* [EXERCISE]: From the entries below, copy every line that holds the word "тизированной".

[start DATA FOR THIS EXERCISE]

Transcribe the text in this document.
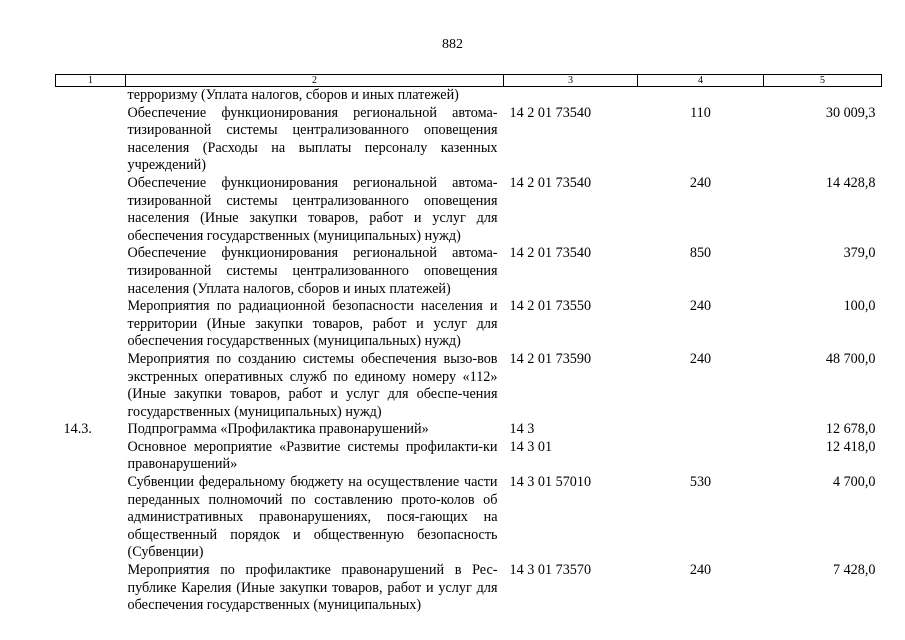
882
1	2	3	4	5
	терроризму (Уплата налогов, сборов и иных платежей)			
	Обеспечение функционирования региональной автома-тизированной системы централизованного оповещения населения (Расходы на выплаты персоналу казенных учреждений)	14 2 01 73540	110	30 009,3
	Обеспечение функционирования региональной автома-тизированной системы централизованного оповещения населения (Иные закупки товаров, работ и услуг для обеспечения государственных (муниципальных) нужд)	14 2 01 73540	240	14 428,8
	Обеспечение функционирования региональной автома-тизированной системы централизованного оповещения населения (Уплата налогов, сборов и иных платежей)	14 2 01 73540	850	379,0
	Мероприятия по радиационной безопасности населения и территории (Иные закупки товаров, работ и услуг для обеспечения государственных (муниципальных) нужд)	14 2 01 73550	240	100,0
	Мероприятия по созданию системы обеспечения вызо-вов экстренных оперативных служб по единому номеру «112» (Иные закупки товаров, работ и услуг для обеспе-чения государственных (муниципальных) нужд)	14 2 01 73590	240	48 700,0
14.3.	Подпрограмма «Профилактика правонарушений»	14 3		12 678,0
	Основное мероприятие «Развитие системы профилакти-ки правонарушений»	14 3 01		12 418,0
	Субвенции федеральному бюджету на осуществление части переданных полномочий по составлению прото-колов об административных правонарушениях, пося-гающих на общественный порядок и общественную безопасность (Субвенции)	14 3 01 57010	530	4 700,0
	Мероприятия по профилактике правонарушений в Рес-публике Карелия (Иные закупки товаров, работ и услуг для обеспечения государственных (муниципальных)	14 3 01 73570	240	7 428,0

[end DATA FOR THIS EXERCISE]
[start DATA FOR THIS EXERCISE]

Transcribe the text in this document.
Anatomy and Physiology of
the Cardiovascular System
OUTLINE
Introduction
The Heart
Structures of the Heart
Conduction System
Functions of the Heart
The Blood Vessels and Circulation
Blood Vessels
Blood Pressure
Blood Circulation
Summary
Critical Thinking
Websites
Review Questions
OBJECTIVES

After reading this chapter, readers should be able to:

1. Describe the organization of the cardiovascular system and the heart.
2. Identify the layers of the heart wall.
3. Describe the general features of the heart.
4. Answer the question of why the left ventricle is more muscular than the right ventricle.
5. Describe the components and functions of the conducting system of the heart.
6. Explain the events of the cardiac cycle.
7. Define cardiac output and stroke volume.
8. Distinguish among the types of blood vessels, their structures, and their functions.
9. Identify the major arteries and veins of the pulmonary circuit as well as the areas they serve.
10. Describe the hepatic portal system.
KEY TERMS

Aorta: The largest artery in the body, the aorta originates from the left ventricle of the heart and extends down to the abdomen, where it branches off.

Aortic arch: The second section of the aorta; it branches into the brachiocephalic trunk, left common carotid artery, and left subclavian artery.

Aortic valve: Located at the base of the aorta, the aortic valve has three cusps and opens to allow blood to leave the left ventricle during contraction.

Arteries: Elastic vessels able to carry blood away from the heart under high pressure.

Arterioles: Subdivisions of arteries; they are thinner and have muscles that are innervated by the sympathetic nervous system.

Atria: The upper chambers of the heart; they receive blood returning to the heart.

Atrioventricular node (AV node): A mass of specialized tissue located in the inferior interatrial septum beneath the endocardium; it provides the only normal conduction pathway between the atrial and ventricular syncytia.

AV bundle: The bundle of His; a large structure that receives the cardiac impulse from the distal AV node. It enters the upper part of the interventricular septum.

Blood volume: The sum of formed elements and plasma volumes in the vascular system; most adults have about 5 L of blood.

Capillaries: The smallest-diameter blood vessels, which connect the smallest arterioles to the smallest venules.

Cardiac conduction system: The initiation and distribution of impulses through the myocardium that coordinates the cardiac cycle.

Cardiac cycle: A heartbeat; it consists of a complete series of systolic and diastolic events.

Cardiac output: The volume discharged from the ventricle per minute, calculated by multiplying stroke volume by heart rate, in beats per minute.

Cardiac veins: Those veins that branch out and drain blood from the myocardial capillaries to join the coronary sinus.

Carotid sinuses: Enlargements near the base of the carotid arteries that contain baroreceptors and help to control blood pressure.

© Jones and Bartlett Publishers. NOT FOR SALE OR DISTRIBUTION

[end DATA FOR THIS EXERCISE]

* [REPLY TO THE EXERCISE]:
	Обеспечение функционирования региональной автома-тизированной системы централизованного оповещения населения (Расходы на выплаты персоналу казенных учреждений)	14 2 01 73540	110	30 009,3
	Обеспечение функционирования региональной автома-тизированной системы централизованного оповещения населения (Иные закупки товаров, работ и услуг для обеспечения государственных (муниципальных) нужд)	14 2 01 73540	240	14 428,8
	Обеспечение функционирования региональной автома-тизированной системы централизованного оповещения населения (Уплата налогов, сборов и иных платежей)	14 2 01 73540	850	379,0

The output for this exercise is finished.